● Problem to solve:
Each entry below is to be printed verbatim.

::: Source data

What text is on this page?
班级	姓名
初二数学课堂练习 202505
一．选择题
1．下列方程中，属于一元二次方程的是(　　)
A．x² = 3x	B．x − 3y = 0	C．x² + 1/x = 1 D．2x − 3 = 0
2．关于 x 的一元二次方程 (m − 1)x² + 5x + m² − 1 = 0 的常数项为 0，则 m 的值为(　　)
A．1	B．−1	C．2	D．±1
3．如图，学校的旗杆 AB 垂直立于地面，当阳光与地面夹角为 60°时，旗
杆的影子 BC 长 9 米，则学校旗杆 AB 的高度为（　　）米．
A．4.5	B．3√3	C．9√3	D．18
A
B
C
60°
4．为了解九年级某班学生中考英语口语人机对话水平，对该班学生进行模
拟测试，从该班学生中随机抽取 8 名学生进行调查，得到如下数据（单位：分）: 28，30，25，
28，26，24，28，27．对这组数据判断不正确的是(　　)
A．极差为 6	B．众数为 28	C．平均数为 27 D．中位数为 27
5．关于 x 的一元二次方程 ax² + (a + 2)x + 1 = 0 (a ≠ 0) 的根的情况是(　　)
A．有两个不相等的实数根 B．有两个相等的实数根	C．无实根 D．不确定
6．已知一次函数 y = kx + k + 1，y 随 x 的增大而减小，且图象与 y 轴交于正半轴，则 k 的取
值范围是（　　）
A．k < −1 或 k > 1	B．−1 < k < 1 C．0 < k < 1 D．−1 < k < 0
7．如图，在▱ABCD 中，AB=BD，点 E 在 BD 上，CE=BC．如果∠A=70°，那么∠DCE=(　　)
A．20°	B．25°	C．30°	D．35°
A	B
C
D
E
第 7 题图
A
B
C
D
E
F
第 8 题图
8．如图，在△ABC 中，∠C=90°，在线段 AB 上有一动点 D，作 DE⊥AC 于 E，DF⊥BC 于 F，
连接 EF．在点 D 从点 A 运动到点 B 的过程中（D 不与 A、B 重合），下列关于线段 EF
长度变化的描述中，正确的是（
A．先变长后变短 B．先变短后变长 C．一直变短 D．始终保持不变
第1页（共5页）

::::::

● Final result:
What text is on this page?
班级	姓名
初二数学课堂练习 202505
一．选择题
1．下列方程中，属于一元二次方程的是(　　)
A．x² = 3x	B．x − 3y = 0	C．x² + 1/x = 1 D．2x − 3 = 0
2．关于 x 的一元二次方程 (m − 1)x² + 5x + m² − 1 = 0 的常数项为 0，则 m 的值为(　　)
A．1	B．−1	C．2	D．±1
3．如图，学校的旗杆 AB 垂直立于地面，当阳光与地面夹角为 60°时，旗
杆的影子 BC 长 9 米，则学校旗杆 AB 的高度为（　　）米．
A．4.5	B．3√3	C．9√3	D．18
A
B
C
60°
4．为了解九年级某班学生中考英语口语人机对话水平，对该班学生进行模
拟测试，从该班学生中随机抽取 8 名学生进行调查，得到如下数据（单位：分）: 28，30，25，
28，26，24，28，27．对这组数据判断不正确的是(　　)
A．极差为 6	B．众数为 28	C．平均数为 27 D．中位数为 27
5．关于 x 的一元二次方程 ax² + (a + 2)x + 1 = 0 (a ≠ 0) 的根的情况是(　　)
A．有两个不相等的实数根 B．有两个相等的实数根	C．无实根 D．不确定
6．已知一次函数 y = kx + k + 1，y 随 x 的增大而减小，且图象与 y 轴交于正半轴，则 k 的取
值范围是（　　）
A．k < −1 或 k > 1	B．−1 < k < 1 C．0 < k < 1 D．−1 < k < 0
7．如图，在▱ABCD 中，AB=BD，点 E 在 BD 上，CE=BC．如果∠A=70°，那么∠DCE=(　　)
A．20°	B．25°	C．30°	D．35°
A	B
C
D
E
第 7 题图
A
B
C
D
E
F
第 8 题图
8．如图，在△ABC 中，∠C=90°，在线段 AB 上有一动点 D，作 DE⊥AC 于 E，DF⊥BC 于 F，
连接 EF．在点 D 从点 A 运动到点 B 的过程中（D 不与 A、B 重合），下列关于线段 EF
长度变化的描述中，正确的是（
A．先变长后变短 B．先变短后变长 C．一直变短 D．始终保持不变
第1页（共5页）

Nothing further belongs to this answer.